Instructions to follow. Extract the whole listing as it stands. Do not include the pictures.

[Saved entries]
begin

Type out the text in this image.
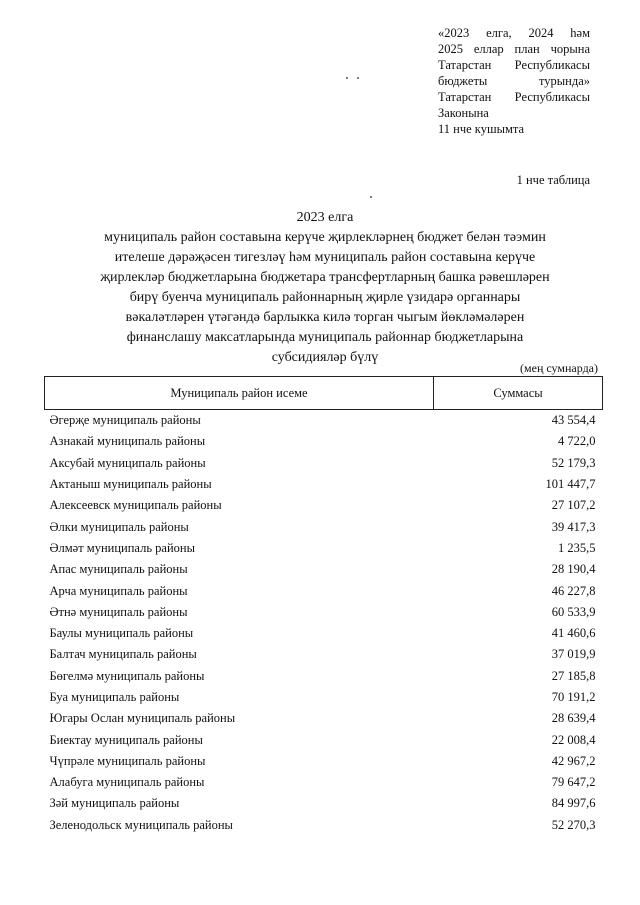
«2023 елга, 2024 һәм
2025 еллар план чорына
Татарстан Республикасы
бюджеты турында»
Татарстан Республикасы
Законына
11 нче кушымта
1 нче таблица
2023 елга
муниципаль район составына керүче җирлекләрнең бюджет белән тәэмин
ителеше дәрәҗәсен тигезләү һәм муниципаль район составына керүче
җирлекләр бюджетларына бюджетара трансфертларның башка рәвешләрен
бирү буенча муниципаль районнарның җирле үзидарә органнары
вәкаләтләрен үтәгәндә барлыкка килә торган чыгым йөкләмәләрен
финанслашу максатларында муниципаль районнар бюджетларына
субсидияләр бүлү
(мең сумнарда)
Муниципаль район исеме	Суммасы
Әгерҗе муниципаль районы	43 554,4
Азнакай муниципаль районы	4 722,0
Аксубай муниципаль районы	52 179,3
Актаныш муниципаль районы	101 447,7
Алексеевск муниципаль районы	27 107,2
Әлки муниципаль районы	39 417,3
Әлмәт муниципаль районы	1 235,5
Апас муниципаль районы	28 190,4
Арча муниципаль районы	46 227,8
Әтнә муниципаль районы	60 533,9
Баулы муниципаль районы	41 460,6
Балтач муниципаль районы	37 019,9
Бөгелмә муниципаль районы	27 185,8
Буа муниципаль районы	70 191,2
Югары Ослан муниципаль районы	28 639,4
Биектау муниципаль районы	22 008,4
Чүпрәле муниципаль районы	42 967,2
Алабуга муниципаль районы	79 647,2
Зәй муниципаль районы	84 997,6
Зеленодольск муниципаль районы	52 270,3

end

Response.
Type out the text in this image.
«2023 елга, 2024 һәм
2025 еллар план чорына
Татарстан Республикасы
бюджеты турында»
Татарстан Республикасы
Законына
11 нче кушымта
1 нче таблица
2023 елга
муниципаль район составына керүче җирлекләрнең бюджет белән тәэмин
ителеше дәрәҗәсен тигезләү һәм муниципаль район составына керүче
җирлекләр бюджетларына бюджетара трансфертларның башка рәвешләрен
бирү буенча муниципаль районнарның җирле үзидарә органнары
вәкаләтләрен үтәгәндә барлыкка килә торган чыгым йөкләмәләрен
финанслашу максатларында муниципаль районнар бюджетларына
субсидияләр бүлү
(мең сумнарда)
Муниципаль район исеме	Суммасы
Әгерҗе муниципаль районы	43 554,4
Азнакай муниципаль районы	4 722,0
Аксубай муниципаль районы	52 179,3
Актаныш муниципаль районы	101 447,7
Алексеевск муниципаль районы	27 107,2
Әлки муниципаль районы	39 417,3
Әлмәт муниципаль районы	1 235,5
Апас муниципаль районы	28 190,4
Арча муниципаль районы	46 227,8
Әтнә муниципаль районы	60 533,9
Баулы муниципаль районы	41 460,6
Балтач муниципаль районы	37 019,9
Бөгелмә муниципаль районы	27 185,8
Буа муниципаль районы	70 191,2
Югары Ослан муниципаль районы	28 639,4
Биектау муниципаль районы	22 008,4
Чүпрәле муниципаль районы	42 967,2
Алабуга муниципаль районы	79 647,2
Зәй муниципаль районы	84 997,6
Зеленодольск муниципаль районы	52 270,3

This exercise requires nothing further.